# Task
Reproduce the listing below verbatim, keeping every line in its original order.
-- begin Excerpted records --
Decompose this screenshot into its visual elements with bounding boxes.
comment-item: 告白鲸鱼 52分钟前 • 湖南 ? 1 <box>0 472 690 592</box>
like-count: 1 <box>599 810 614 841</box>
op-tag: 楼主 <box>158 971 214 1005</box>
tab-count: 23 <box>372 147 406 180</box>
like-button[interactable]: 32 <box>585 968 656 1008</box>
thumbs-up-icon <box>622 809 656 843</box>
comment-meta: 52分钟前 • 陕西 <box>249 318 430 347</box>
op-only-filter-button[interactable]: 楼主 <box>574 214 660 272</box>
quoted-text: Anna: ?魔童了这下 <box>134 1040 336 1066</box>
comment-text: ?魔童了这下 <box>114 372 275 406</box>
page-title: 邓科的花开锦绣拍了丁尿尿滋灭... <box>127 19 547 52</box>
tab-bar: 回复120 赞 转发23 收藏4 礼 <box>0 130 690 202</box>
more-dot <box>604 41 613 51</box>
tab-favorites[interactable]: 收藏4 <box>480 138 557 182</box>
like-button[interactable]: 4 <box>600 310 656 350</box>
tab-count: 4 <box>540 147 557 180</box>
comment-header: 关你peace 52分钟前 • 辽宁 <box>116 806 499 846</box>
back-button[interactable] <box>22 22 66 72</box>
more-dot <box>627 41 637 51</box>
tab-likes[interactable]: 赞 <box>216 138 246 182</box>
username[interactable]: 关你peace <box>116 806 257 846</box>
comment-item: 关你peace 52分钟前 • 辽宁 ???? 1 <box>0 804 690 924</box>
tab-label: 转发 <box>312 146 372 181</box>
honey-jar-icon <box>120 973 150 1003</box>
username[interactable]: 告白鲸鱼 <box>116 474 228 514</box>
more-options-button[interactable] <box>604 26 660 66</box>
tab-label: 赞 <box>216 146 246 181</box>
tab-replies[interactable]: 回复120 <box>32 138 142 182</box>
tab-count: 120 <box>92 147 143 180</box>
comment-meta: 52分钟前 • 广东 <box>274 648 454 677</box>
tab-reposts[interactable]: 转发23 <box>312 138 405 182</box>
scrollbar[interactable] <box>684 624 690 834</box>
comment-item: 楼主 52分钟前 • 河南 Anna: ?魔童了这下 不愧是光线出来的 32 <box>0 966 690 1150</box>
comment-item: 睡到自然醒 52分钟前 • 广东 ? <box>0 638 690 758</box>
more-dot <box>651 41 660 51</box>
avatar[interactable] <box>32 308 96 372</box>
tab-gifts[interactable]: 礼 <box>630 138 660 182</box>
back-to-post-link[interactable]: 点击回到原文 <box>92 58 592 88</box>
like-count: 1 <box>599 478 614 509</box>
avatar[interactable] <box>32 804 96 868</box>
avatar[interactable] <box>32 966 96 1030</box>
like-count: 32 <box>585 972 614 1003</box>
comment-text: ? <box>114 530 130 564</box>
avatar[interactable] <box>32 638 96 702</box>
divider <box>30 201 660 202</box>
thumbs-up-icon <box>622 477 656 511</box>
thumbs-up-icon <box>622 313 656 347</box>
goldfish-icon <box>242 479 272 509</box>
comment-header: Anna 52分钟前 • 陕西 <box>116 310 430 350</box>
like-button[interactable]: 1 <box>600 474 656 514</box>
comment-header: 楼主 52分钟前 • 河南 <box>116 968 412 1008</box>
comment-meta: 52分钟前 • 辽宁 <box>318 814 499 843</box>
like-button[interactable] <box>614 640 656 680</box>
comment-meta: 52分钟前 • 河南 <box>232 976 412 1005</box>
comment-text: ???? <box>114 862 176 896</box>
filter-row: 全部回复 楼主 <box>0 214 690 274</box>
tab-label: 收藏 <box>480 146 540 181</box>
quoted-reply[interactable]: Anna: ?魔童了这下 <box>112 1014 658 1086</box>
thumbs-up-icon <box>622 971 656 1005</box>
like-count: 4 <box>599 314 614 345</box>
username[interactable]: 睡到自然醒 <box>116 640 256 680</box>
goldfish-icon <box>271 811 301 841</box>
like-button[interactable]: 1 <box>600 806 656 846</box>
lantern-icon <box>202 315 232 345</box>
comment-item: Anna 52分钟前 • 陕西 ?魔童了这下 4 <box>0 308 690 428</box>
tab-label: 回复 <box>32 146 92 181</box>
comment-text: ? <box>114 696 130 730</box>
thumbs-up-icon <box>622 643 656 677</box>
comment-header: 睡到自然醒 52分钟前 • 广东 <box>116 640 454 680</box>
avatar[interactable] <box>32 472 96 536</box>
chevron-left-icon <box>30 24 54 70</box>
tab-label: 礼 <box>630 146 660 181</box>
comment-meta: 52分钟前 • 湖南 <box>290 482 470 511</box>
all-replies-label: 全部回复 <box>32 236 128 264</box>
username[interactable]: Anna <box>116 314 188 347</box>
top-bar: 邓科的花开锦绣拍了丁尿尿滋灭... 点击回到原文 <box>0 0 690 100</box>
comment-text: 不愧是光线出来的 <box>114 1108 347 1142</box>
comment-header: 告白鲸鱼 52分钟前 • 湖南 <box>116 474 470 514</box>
-- end Excerpted records --
# The result
Decompose this screenshot into its visual elements with bounding boxes.
comment-item: 告白鲸鱼 52分钟前 • 湖南 ? 1 <box>0 472 690 592</box>
like-count: 1 <box>599 810 614 841</box>
op-tag: 楼主 <box>158 971 214 1005</box>
tab-count: 23 <box>372 147 406 180</box>
like-button[interactable]: 32 <box>585 968 656 1008</box>
thumbs-up-icon <box>622 809 656 843</box>
comment-meta: 52分钟前 • 陕西 <box>249 318 430 347</box>
op-only-filter-button[interactable]: 楼主 <box>574 214 660 272</box>
quoted-text: Anna: ?魔童了这下 <box>134 1040 336 1066</box>
comment-text: ?魔童了这下 <box>114 372 275 406</box>
page-title: 邓科的花开锦绣拍了丁尿尿滋灭... <box>127 19 547 52</box>
tab-bar: 回复120 赞 转发23 收藏4 礼 <box>0 130 690 202</box>
more-dot <box>604 41 613 51</box>
tab-favorites[interactable]: 收藏4 <box>480 138 557 182</box>
like-button[interactable]: 4 <box>600 310 656 350</box>
tab-count: 4 <box>540 147 557 180</box>
comment-header: 关你peace 52分钟前 • 辽宁 <box>116 806 499 846</box>
back-button[interactable] <box>22 22 66 72</box>
more-dot <box>627 41 637 51</box>
tab-likes[interactable]: 赞 <box>216 138 246 182</box>
username[interactable]: 关你peace <box>116 806 257 846</box>
comment-item: 关你peace 52分钟前 • 辽宁 ???? 1 <box>0 804 690 924</box>
tab-label: 转发 <box>312 146 372 181</box>
honey-jar-icon <box>120 973 150 1003</box>
username[interactable]: 告白鲸鱼 <box>116 474 228 514</box>
more-options-button[interactable] <box>604 26 660 66</box>
tab-label: 赞 <box>216 146 246 181</box>
tab-replies[interactable]: 回复120 <box>32 138 142 182</box>
tab-count: 120 <box>92 147 143 180</box>
comment-meta: 52分钟前 • 广东 <box>274 648 454 677</box>
tab-reposts[interactable]: 转发23 <box>312 138 405 182</box>
scrollbar[interactable] <box>684 624 690 834</box>
comment-item: 楼主 52分钟前 • 河南 Anna: ?魔童了这下 不愧是光线出来的 32 <box>0 966 690 1150</box>
comment-item: 睡到自然醒 52分钟前 • 广东 ? <box>0 638 690 758</box>
more-dot <box>651 41 660 51</box>
avatar[interactable] <box>32 308 96 372</box>
tab-gifts[interactable]: 礼 <box>630 138 660 182</box>
back-to-post-link[interactable]: 点击回到原文 <box>92 58 592 88</box>
like-count: 1 <box>599 478 614 509</box>
avatar[interactable] <box>32 804 96 868</box>
avatar[interactable] <box>32 966 96 1030</box>
like-count: 32 <box>585 972 614 1003</box>
comment-text: ? <box>114 530 130 564</box>
avatar[interactable] <box>32 638 96 702</box>
divider <box>30 201 660 202</box>
thumbs-up-icon <box>622 477 656 511</box>
thumbs-up-icon <box>622 313 656 347</box>
goldfish-icon <box>242 479 272 509</box>
comment-header: Anna 52分钟前 • 陕西 <box>116 310 430 350</box>
like-button[interactable]: 1 <box>600 474 656 514</box>
comment-header: 楼主 52分钟前 • 河南 <box>116 968 412 1008</box>
comment-meta: 52分钟前 • 辽宁 <box>318 814 499 843</box>
like-button[interactable] <box>614 640 656 680</box>
comment-meta: 52分钟前 • 河南 <box>232 976 412 1005</box>
comment-text: ???? <box>114 862 176 896</box>
filter-row: 全部回复 楼主 <box>0 214 690 274</box>
tab-label: 收藏 <box>480 146 540 181</box>
quoted-reply[interactable]: Anna: ?魔童了这下 <box>112 1014 658 1086</box>
thumbs-up-icon <box>622 971 656 1005</box>
like-count: 4 <box>599 314 614 345</box>
username[interactable]: 睡到自然醒 <box>116 640 256 680</box>
goldfish-icon <box>271 811 301 841</box>
like-button[interactable]: 1 <box>600 806 656 846</box>
lantern-icon <box>202 315 232 345</box>
comment-item: Anna 52分钟前 • 陕西 ?魔童了这下 4 <box>0 308 690 428</box>
tab-label: 回复 <box>32 146 92 181</box>
comment-text: ? <box>114 696 130 730</box>
thumbs-up-icon <box>622 643 656 677</box>
comment-header: 睡到自然醒 52分钟前 • 广东 <box>116 640 454 680</box>
avatar[interactable] <box>32 472 96 536</box>
chevron-left-icon <box>30 24 54 70</box>
tab-label: 礼 <box>630 146 660 181</box>
comment-meta: 52分钟前 • 湖南 <box>290 482 470 511</box>
all-replies-label: 全部回复 <box>32 236 128 264</box>
username[interactable]: Anna <box>116 314 188 347</box>
top-bar: 邓科的花开锦绣拍了丁尿尿滋灭... 点击回到原文 <box>0 0 690 100</box>
comment-text: 不愧是光线出来的 <box>114 1108 347 1142</box>
comment-header: 告白鲸鱼 52分钟前 • 湖南 <box>116 474 470 514</box>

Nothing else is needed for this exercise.